[WORK TO COMPLETE] Set all the material down again unchanged, without the pictures.

[EXTRACTED RECORDS]

— Begin —

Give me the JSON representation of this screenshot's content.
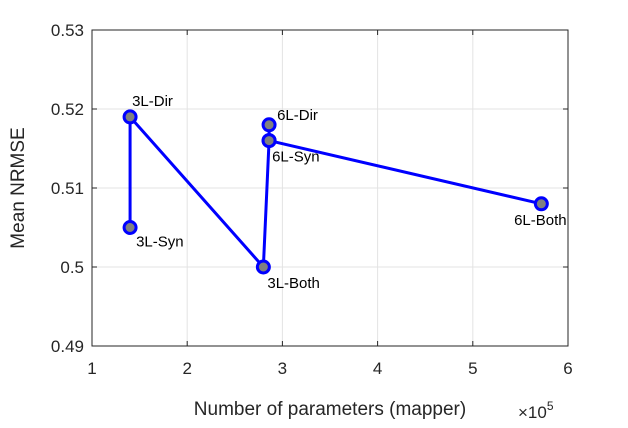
{
  "chart_data": {
    "type": "line",
    "xlabel": "Number of parameters (mapper)",
    "ylabel": "Mean NRMSE",
    "x_exponent": "×10",
    "x_exponent_power": "5",
    "xlim": [
      1,
      6
    ],
    "ylim": [
      0.49,
      0.53
    ],
    "xticks": [
      1,
      2,
      3,
      4,
      5,
      6
    ],
    "xtick_labels": [
      "1",
      "2",
      "3",
      "4",
      "5",
      "6"
    ],
    "yticks": [
      0.49,
      0.5,
      0.51,
      0.52,
      0.53
    ],
    "ytick_labels": [
      "0.49",
      "0.5",
      "0.51",
      "0.52",
      "0.53"
    ],
    "grid": true,
    "color": "#0000ff",
    "marker_fill": "#808080",
    "series": [
      {
        "points": [
          {
            "x": 1.4,
            "y": 0.505,
            "label": "3L-Syn"
          },
          {
            "x": 1.4,
            "y": 0.519,
            "label": "3L-Dir"
          },
          {
            "x": 2.8,
            "y": 0.5,
            "label": "3L-Both"
          },
          {
            "x": 2.86,
            "y": 0.516,
            "label": "6L-Syn"
          },
          {
            "x": 2.86,
            "y": 0.518,
            "label": "6L-Dir"
          },
          {
            "x": 2.86,
            "y": 0.516,
            "label": ""
          },
          {
            "x": 5.72,
            "y": 0.508,
            "label": "6L-Both"
          }
        ]
      }
    ]
  }
}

— End —

[CORRECT ANSWER]
Give me the JSON representation of this screenshot's content.
{
  "chart_data": {
    "type": "line",
    "xlabel": "Number of parameters (mapper)",
    "ylabel": "Mean NRMSE",
    "x_exponent": "×10",
    "x_exponent_power": "5",
    "xlim": [
      1,
      6
    ],
    "ylim": [
      0.49,
      0.53
    ],
    "xticks": [
      1,
      2,
      3,
      4,
      5,
      6
    ],
    "xtick_labels": [
      "1",
      "2",
      "3",
      "4",
      "5",
      "6"
    ],
    "yticks": [
      0.49,
      0.5,
      0.51,
      0.52,
      0.53
    ],
    "ytick_labels": [
      "0.49",
      "0.5",
      "0.51",
      "0.52",
      "0.53"
    ],
    "grid": true,
    "color": "#0000ff",
    "marker_fill": "#808080",
    "series": [
      {
        "points": [
          {
            "x": 1.4,
            "y": 0.505,
            "label": "3L-Syn"
          },
          {
            "x": 1.4,
            "y": 0.519,
            "label": "3L-Dir"
          },
          {
            "x": 2.8,
            "y": 0.5,
            "label": "3L-Both"
          },
          {
            "x": 2.86,
            "y": 0.516,
            "label": "6L-Syn"
          },
          {
            "x": 2.86,
            "y": 0.518,
            "label": "6L-Dir"
          },
          {
            "x": 2.86,
            "y": 0.516,
            "label": ""
          },
          {
            "x": 5.72,
            "y": 0.508,
            "label": "6L-Both"
          }
        ]
      }
    ]
  }
}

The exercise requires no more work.